Separate out the lines that hold "inbox".

>>>

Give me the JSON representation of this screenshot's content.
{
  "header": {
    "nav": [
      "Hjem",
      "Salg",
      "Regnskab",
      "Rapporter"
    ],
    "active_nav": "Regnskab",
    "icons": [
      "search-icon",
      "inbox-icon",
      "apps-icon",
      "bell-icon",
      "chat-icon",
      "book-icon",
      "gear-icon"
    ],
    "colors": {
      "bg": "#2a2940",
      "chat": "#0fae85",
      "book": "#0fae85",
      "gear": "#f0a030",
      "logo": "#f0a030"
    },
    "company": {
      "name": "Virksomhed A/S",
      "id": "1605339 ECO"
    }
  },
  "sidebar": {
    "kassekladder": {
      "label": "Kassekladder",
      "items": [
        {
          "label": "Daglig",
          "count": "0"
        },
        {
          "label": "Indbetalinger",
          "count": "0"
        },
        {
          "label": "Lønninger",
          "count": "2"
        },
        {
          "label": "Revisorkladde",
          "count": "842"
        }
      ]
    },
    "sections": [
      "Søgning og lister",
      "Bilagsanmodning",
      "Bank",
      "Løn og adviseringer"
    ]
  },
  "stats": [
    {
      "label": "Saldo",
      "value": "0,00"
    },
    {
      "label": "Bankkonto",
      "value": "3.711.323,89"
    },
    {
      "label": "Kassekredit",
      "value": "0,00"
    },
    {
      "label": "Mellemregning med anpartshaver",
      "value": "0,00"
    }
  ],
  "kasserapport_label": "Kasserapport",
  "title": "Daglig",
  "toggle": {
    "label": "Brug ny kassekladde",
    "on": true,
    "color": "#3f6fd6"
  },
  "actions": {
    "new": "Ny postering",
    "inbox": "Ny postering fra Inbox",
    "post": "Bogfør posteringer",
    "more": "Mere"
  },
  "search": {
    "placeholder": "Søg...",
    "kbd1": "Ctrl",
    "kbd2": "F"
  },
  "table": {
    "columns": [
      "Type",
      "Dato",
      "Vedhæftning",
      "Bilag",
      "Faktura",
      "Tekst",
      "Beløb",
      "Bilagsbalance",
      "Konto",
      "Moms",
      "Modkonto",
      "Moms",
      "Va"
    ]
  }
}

<<<

:: The result ::
      "inbox-icon",
    "inbox": "Ny postering fra Inbox",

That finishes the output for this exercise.